* **Description of the task**: Pictures stay out of the copy; set down each line of the listing below exactly.

──────────────────────────────

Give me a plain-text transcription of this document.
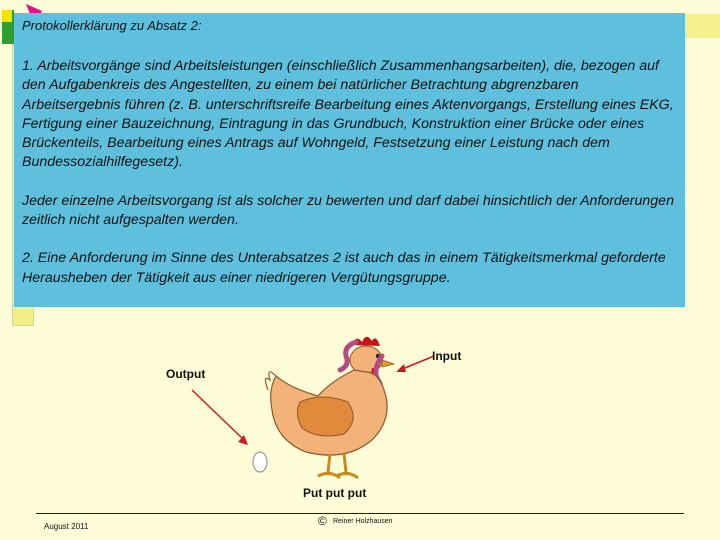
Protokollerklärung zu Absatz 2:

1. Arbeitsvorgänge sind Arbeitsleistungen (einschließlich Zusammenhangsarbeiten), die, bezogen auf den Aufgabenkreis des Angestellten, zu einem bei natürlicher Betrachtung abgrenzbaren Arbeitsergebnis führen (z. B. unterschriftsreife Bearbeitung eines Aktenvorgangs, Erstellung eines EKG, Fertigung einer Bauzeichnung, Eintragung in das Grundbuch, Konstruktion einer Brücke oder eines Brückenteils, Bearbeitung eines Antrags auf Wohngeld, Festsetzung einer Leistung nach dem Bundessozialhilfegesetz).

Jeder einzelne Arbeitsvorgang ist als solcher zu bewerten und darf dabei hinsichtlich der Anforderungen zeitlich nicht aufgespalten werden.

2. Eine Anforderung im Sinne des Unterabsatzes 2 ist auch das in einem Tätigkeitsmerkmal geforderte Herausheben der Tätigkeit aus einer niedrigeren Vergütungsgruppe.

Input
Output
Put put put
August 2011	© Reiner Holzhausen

──────────────────────────────

* **Right answer**:
Give me a plain-text transcription of this document.
Protokollerklärung zu Absatz 2:

1. Arbeitsvorgänge sind Arbeitsleistungen (einschließlich Zusammenhangsarbeiten), die, bezogen auf den Aufgabenkreis des Angestellten, zu einem bei natürlicher Betrachtung abgrenzbaren Arbeitsergebnis führen (z. B. unterschriftsreife Bearbeitung eines Aktenvorgangs, Erstellung eines EKG, Fertigung einer Bauzeichnung, Eintragung in das Grundbuch, Konstruktion einer Brücke oder eines Brückenteils, Bearbeitung eines Antrags auf Wohngeld, Festsetzung einer Leistung nach dem Bundessozialhilfegesetz).

Jeder einzelne Arbeitsvorgang ist als solcher zu bewerten und darf dabei hinsichtlich der Anforderungen zeitlich nicht aufgespalten werden.

2. Eine Anforderung im Sinne des Unterabsatzes 2 ist auch das in einem Tätigkeitsmerkmal geforderte Herausheben der Tätigkeit aus einer niedrigeren Vergütungsgruppe.

Input
Output
Put put put
August 2011	© Reiner Holzhausen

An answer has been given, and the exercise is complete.